:: Records provided ::
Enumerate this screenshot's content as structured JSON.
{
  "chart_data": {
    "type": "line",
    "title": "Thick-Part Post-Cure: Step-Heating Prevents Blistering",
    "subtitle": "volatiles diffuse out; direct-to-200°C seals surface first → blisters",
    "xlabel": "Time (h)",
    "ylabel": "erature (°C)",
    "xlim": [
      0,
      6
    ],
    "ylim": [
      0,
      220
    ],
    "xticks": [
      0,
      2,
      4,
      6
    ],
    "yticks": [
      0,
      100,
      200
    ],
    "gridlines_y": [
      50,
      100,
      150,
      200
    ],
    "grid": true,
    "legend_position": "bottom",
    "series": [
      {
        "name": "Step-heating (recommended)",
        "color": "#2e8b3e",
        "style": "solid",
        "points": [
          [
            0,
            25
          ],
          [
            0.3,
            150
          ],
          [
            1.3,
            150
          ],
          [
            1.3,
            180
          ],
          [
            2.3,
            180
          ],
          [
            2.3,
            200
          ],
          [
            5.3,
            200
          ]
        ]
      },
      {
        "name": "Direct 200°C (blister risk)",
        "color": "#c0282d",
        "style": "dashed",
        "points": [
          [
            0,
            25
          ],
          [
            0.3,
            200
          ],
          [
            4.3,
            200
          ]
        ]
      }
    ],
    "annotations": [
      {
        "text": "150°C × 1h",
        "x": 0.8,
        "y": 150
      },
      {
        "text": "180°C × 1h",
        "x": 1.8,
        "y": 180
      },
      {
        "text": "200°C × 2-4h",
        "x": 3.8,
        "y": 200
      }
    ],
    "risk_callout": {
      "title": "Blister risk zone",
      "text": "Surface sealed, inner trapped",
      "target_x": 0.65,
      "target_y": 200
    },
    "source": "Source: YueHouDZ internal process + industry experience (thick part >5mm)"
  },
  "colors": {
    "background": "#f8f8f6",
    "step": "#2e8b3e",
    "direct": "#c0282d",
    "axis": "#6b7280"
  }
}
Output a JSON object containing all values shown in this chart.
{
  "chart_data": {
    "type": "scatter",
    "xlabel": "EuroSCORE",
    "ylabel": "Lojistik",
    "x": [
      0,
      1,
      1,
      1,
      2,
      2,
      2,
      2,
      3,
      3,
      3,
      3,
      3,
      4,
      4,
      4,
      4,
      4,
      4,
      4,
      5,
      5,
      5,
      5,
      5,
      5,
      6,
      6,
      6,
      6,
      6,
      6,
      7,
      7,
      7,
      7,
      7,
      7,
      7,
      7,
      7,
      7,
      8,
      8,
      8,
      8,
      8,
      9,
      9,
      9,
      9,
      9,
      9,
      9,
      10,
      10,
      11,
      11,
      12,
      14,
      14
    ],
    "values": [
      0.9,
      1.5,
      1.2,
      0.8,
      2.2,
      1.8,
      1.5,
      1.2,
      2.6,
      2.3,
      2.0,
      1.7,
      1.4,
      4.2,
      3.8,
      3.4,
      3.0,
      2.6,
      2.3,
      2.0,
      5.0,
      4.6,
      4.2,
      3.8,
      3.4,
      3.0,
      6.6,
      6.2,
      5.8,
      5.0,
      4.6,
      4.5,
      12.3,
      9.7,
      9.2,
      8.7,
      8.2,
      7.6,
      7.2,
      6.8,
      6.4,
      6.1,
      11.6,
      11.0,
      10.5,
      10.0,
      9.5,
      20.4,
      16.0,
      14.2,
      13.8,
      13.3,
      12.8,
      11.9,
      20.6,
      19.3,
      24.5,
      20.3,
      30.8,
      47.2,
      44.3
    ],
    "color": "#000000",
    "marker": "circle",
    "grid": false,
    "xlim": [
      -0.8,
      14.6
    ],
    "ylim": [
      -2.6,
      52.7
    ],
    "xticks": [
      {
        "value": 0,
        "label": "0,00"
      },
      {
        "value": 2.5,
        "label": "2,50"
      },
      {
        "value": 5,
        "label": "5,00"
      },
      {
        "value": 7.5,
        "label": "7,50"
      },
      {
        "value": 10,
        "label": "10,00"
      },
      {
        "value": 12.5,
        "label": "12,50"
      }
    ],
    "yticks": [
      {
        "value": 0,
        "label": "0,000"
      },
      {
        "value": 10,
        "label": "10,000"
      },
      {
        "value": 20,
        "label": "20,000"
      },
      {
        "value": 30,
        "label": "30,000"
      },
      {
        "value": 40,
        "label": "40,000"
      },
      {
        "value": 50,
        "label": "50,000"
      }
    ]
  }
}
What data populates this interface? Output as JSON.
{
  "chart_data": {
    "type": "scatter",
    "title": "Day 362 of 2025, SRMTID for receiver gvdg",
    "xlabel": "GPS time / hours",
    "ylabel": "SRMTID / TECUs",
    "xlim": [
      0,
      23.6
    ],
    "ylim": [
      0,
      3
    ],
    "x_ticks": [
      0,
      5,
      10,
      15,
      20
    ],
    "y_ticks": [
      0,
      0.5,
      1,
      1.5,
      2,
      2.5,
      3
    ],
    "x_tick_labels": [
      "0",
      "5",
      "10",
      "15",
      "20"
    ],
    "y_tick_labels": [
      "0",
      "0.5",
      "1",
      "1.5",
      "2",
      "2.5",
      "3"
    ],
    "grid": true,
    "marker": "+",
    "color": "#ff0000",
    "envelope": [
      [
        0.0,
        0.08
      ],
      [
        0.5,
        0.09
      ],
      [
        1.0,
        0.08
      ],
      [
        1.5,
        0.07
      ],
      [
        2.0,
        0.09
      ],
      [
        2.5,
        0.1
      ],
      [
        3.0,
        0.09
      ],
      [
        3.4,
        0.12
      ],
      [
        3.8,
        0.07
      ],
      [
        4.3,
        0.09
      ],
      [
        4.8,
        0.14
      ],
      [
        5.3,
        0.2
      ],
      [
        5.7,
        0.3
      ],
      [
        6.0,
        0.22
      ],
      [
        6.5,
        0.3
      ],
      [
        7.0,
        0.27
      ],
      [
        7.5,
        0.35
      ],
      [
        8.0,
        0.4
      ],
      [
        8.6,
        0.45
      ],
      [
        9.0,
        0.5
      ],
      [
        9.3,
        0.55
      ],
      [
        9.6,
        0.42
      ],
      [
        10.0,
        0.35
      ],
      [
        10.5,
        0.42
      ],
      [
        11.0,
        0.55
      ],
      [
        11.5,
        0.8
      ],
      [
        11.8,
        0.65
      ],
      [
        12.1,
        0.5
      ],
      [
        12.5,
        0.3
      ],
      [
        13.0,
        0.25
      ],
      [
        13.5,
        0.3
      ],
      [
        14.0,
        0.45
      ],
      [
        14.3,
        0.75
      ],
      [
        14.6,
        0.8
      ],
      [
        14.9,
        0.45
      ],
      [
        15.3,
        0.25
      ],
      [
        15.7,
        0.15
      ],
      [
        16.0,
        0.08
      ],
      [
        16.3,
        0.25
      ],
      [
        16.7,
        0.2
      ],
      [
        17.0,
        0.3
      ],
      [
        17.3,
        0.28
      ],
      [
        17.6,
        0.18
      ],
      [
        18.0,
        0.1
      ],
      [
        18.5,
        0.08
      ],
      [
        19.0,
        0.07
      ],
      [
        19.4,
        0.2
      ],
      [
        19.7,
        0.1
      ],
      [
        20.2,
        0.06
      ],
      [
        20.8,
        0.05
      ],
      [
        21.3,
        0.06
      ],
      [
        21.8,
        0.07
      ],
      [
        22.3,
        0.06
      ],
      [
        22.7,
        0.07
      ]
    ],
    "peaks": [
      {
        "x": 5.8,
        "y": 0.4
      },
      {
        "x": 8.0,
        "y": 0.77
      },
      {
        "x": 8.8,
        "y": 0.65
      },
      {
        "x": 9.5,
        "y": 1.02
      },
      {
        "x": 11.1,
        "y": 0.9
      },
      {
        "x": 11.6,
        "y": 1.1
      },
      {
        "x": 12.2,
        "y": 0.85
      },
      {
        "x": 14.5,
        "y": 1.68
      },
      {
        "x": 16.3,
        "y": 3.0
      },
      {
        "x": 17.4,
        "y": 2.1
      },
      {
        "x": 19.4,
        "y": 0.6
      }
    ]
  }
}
:::
Given exercise
Lines that hold the word "xlabel" are the ones to return, every one of them.

Solution to the problem
    "xlabel": "Time (h)",
    "xlabel": "EuroSCORE",
    "xlabel": "GPS time / hours",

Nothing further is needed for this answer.